Do this = Transcribe all of the material exactly, except for its pictures.

Given data =

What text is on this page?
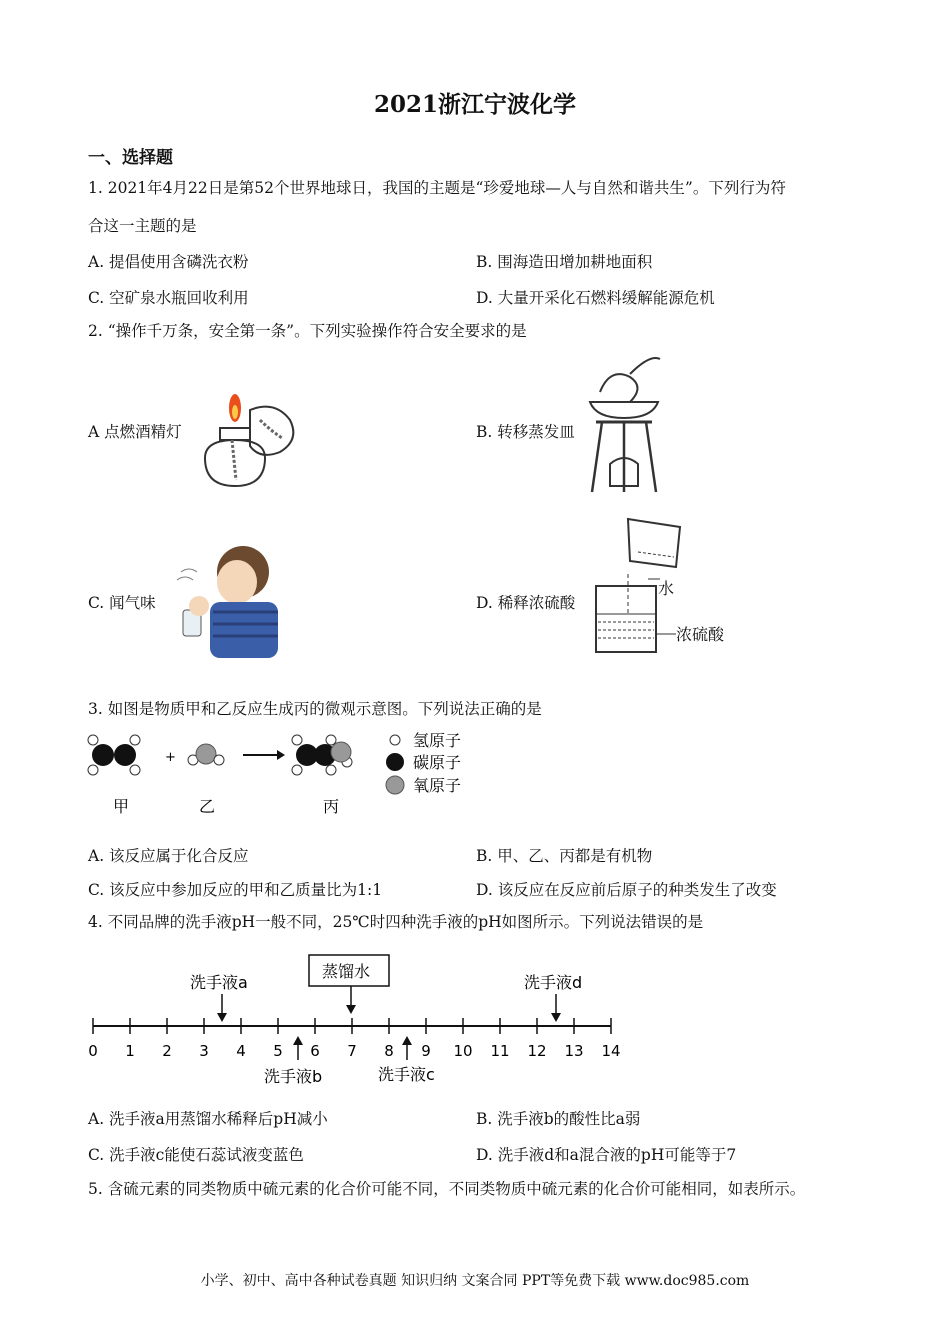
2021浙江宁波化学
一、选择题
1. 2021年4月22日是第52个世界地球日，我国的主题是“珍爱地球—人与自然和谐共生”。下列行为符
合这一主题的是
A. 提倡使用含磷洗衣粉	B. 围海造田增加耕地面积
C. 空矿泉水瓶回收利用	D. 大量开采化石燃料缓解能源危机
2. “操作千万条，安全第一条”。下列实验操作符合安全要求的是
A 点燃酒精灯	B. 转移蒸发皿
C. 闻气味	D. 稀释浓硫酸
水
浓硫酸
3. 如图是物质甲和乙反应生成丙的微观示意图。下列说法正确的是
+
氢原子
碳原子
氧原子
甲	乙	丙
A. 该反应属于化合反应	B. 甲、乙、丙都是有机物
C. 该反应中参加反应的甲和乙质量比为1:1	D. 该反应在反应前后原子的种类发生了改变
4. 不同品牌的洗手液pH一般不同，25℃时四种洗手液的pH如图所示。下列说法错误的是
0 1 2 3 4 5 6 7 8 9 10 11 12 13 14
蒸馏水
洗手液a	洗手液d
洗手液b	洗手液c
A. 洗手液a用蒸馏水稀释后pH减小	B. 洗手液b的酸性比a弱
C. 洗手液c能使石蕊试液变蓝色	D. 洗手液d和a混合液的pH可能等于7
5. 含硫元素的同类物质中硫元素的化合价可能不同，不同类物质中硫元素的化合价可能相同，如表所示。
小学、初中、高中各种试卷真题 知识归纳 文案合同 PPT等免费下载 www.doc985.com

Complete output =
What text is on this page?
2021浙江宁波化学
一、选择题
1. 2021年4月22日是第52个世界地球日，我国的主题是“珍爱地球—人与自然和谐共生”。下列行为符
合这一主题的是
A. 提倡使用含磷洗衣粉	B. 围海造田增加耕地面积
C. 空矿泉水瓶回收利用	D. 大量开采化石燃料缓解能源危机
2. “操作千万条，安全第一条”。下列实验操作符合安全要求的是
A 点燃酒精灯	B. 转移蒸发皿
C. 闻气味	D. 稀释浓硫酸
水
浓硫酸
3. 如图是物质甲和乙反应生成丙的微观示意图。下列说法正确的是
+
氢原子
碳原子
氧原子
甲	乙	丙
A. 该反应属于化合反应	B. 甲、乙、丙都是有机物
C. 该反应中参加反应的甲和乙质量比为1:1	D. 该反应在反应前后原子的种类发生了改变
4. 不同品牌的洗手液pH一般不同，25℃时四种洗手液的pH如图所示。下列说法错误的是
0 1 2 3 4 5 6 7 8 9 10 11 12 13 14
蒸馏水
洗手液a	洗手液d
洗手液b	洗手液c
A. 洗手液a用蒸馏水稀释后pH减小	B. 洗手液b的酸性比a弱
C. 洗手液c能使石蕊试液变蓝色	D. 洗手液d和a混合液的pH可能等于7
5. 含硫元素的同类物质中硫元素的化合价可能不同，不同类物质中硫元素的化合价可能相同，如表所示。
小学、初中、高中各种试卷真题 知识归纳 文案合同 PPT等免费下载 www.doc985.com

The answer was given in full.